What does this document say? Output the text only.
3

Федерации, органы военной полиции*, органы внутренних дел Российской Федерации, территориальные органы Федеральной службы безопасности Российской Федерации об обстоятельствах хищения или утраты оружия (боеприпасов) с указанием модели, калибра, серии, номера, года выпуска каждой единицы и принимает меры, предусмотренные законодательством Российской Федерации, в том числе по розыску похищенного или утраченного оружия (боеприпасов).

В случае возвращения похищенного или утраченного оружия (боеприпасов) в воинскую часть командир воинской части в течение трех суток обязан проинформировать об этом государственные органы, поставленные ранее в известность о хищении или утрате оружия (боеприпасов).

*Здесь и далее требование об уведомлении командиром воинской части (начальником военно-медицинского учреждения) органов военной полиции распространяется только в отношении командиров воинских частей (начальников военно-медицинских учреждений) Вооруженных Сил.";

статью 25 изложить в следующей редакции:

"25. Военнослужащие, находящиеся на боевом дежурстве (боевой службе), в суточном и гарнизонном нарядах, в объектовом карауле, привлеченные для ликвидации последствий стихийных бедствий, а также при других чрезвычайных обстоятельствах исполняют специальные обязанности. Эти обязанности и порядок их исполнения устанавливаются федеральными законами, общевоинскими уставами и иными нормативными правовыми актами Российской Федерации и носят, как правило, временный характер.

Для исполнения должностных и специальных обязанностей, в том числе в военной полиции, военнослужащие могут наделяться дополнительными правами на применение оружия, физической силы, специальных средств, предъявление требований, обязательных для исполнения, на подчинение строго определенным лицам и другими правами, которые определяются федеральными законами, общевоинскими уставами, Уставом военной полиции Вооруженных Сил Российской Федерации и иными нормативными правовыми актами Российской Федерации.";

## EXERCISE TASK
Check each line of the records above for the string "боеприпасов", and report every line that has it.

## SOLUTION FOR THIS PROBLEM
Федерации, органы военной полиции*, органы внутренних дел Российской Федерации, территориальные органы Федеральной службы безопасности Российской Федерации об обстоятельствах хищения или утраты оружия (боеприпасов) с указанием модели, калибра, серии, номера, года выпуска каждой единицы и принимает меры, предусмотренные законодательством Российской Федерации, в том числе по розыску похищенного или утраченного оружия (боеприпасов).
В случае возвращения похищенного или утраченного оружия (боеприпасов) в воинскую часть командир воинской части в течение трех суток обязан проинформировать об этом государственные органы, поставленные ранее в известность о хищении или утрате оружия (боеприпасов).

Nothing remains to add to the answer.